- _Work to do_:
Copy every line in the records below that contains the word "purchases".

:: Extracted data

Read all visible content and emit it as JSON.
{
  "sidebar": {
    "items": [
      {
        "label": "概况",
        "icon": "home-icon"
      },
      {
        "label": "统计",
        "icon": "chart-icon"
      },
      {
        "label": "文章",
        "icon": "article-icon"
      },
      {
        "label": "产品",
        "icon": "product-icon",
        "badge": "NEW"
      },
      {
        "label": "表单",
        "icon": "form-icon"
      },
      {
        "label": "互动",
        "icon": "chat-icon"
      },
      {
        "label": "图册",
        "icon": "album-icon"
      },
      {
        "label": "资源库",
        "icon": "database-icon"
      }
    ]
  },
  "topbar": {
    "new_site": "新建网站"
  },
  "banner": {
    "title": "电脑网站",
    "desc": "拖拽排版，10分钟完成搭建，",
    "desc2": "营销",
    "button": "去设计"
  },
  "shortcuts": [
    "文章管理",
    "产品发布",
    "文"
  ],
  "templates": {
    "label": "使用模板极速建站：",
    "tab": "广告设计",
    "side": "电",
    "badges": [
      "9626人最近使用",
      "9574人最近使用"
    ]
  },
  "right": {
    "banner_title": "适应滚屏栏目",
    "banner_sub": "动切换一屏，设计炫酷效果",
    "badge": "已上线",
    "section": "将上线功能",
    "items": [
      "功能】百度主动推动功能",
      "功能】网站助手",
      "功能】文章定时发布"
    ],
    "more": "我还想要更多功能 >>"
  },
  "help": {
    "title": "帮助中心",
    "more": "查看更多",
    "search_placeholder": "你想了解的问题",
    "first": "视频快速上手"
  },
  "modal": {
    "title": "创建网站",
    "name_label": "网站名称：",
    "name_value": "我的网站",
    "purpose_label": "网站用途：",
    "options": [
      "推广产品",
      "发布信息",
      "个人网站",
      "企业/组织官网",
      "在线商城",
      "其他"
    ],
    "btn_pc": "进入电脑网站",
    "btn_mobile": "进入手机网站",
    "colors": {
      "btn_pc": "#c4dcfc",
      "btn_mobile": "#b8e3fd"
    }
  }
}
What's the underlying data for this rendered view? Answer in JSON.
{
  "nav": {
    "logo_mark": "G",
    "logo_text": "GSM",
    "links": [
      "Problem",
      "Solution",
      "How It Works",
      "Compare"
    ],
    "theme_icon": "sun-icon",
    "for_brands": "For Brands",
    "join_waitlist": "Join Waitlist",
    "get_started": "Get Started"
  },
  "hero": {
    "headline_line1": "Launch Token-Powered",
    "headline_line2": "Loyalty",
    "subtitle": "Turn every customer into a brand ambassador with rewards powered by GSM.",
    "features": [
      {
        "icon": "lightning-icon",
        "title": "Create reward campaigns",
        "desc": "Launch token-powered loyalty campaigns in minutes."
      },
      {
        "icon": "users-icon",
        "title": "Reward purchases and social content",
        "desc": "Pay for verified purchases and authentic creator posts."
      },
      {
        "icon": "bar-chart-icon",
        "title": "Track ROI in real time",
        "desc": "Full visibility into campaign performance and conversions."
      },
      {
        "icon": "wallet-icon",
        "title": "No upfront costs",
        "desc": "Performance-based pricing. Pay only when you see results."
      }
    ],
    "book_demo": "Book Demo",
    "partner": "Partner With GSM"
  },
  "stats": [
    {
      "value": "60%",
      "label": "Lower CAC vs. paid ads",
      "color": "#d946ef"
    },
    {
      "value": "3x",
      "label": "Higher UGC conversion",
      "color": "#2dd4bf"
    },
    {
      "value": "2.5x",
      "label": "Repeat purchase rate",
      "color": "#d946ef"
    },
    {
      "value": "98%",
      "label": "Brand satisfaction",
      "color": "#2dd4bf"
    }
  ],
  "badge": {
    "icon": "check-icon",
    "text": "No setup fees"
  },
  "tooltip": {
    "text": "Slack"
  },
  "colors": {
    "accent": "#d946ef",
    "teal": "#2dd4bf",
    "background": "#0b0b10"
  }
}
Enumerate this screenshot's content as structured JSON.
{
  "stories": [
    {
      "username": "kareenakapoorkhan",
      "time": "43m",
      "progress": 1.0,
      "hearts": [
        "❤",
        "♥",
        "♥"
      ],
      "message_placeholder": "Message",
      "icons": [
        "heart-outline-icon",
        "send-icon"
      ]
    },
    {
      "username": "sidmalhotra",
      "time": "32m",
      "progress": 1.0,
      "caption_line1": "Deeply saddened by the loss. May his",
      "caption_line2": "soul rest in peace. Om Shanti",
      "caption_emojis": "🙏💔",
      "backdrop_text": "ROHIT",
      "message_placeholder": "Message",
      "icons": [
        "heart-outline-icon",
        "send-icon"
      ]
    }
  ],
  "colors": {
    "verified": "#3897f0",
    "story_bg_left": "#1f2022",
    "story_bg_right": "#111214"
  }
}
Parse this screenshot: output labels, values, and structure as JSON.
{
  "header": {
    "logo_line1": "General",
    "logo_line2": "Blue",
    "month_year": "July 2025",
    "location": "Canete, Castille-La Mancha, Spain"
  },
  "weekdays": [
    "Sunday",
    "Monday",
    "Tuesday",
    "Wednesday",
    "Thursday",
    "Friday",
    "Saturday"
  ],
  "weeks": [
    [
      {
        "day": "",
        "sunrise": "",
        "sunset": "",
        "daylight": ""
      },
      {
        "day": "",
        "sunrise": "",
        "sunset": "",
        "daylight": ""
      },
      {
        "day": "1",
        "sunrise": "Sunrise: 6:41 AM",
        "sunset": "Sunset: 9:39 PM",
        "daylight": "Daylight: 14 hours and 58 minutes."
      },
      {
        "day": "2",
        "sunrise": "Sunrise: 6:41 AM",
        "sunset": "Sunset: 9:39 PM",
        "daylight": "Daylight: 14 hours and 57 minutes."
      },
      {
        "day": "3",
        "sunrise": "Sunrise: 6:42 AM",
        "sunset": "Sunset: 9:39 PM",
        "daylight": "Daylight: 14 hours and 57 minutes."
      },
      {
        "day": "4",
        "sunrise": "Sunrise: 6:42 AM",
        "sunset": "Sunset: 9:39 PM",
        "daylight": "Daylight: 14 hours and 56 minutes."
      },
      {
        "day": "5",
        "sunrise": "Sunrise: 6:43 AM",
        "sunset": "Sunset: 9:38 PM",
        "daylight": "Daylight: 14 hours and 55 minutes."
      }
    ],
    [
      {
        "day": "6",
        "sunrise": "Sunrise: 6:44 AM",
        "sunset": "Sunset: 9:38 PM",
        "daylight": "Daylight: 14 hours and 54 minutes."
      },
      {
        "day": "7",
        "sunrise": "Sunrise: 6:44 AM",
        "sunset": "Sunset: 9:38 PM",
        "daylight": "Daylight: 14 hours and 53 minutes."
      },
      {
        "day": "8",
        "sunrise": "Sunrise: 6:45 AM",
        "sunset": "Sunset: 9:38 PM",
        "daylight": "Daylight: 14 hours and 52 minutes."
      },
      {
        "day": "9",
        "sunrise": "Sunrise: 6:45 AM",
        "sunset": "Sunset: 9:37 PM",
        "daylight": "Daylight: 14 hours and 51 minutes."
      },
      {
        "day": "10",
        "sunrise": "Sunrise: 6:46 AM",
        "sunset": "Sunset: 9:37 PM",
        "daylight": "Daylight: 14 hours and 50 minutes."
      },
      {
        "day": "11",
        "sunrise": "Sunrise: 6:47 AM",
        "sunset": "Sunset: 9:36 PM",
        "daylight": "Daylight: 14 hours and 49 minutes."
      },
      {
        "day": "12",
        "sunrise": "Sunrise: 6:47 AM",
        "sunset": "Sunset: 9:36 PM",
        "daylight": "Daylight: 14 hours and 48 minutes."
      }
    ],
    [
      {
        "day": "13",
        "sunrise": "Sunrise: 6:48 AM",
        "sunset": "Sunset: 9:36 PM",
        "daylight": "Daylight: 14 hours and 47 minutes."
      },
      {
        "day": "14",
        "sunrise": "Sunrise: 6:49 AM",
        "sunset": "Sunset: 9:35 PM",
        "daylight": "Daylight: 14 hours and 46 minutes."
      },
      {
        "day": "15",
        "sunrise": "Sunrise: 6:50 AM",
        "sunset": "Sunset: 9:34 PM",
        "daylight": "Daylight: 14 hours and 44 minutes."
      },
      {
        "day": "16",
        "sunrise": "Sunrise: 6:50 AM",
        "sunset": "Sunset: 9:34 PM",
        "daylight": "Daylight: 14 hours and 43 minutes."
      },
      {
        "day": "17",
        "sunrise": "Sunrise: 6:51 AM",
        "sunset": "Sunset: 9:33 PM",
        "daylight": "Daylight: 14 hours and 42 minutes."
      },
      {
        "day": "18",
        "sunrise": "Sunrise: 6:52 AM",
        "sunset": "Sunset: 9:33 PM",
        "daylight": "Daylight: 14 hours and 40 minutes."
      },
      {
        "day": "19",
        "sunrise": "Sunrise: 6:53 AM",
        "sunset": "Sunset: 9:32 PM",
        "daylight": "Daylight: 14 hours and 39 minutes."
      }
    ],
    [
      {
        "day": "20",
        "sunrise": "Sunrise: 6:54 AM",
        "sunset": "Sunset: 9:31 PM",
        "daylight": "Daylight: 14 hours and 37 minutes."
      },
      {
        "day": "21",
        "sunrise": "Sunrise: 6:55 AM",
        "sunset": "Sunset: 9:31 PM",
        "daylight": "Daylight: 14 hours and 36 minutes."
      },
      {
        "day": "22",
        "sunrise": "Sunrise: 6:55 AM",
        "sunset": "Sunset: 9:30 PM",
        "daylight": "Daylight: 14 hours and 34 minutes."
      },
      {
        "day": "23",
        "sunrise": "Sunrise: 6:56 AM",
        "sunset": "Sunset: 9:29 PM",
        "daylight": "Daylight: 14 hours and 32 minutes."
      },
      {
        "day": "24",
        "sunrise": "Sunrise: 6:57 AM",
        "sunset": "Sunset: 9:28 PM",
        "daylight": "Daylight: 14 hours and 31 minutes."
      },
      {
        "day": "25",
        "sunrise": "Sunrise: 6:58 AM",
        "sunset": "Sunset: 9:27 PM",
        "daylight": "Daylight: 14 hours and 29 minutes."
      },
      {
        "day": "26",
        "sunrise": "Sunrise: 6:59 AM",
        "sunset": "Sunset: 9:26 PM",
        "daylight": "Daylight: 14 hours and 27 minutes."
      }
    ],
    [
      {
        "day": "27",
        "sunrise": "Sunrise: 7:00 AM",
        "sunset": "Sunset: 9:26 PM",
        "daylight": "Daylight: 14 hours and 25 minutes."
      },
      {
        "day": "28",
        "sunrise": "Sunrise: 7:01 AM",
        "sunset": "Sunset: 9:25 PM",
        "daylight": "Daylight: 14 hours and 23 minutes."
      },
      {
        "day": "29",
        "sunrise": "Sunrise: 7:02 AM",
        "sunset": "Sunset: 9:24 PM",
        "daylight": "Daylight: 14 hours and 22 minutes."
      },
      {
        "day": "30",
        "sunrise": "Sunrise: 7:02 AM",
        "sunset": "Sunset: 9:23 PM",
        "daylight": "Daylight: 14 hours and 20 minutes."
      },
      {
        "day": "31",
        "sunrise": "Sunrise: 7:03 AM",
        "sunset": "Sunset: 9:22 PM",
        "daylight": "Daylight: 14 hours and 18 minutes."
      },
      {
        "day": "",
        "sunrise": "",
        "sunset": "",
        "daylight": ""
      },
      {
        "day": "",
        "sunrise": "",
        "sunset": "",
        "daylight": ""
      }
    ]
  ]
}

::::

- _Result of the task_:
        "title": "Reward purchases and social content",
        "desc": "Pay for verified purchases and authentic creator posts."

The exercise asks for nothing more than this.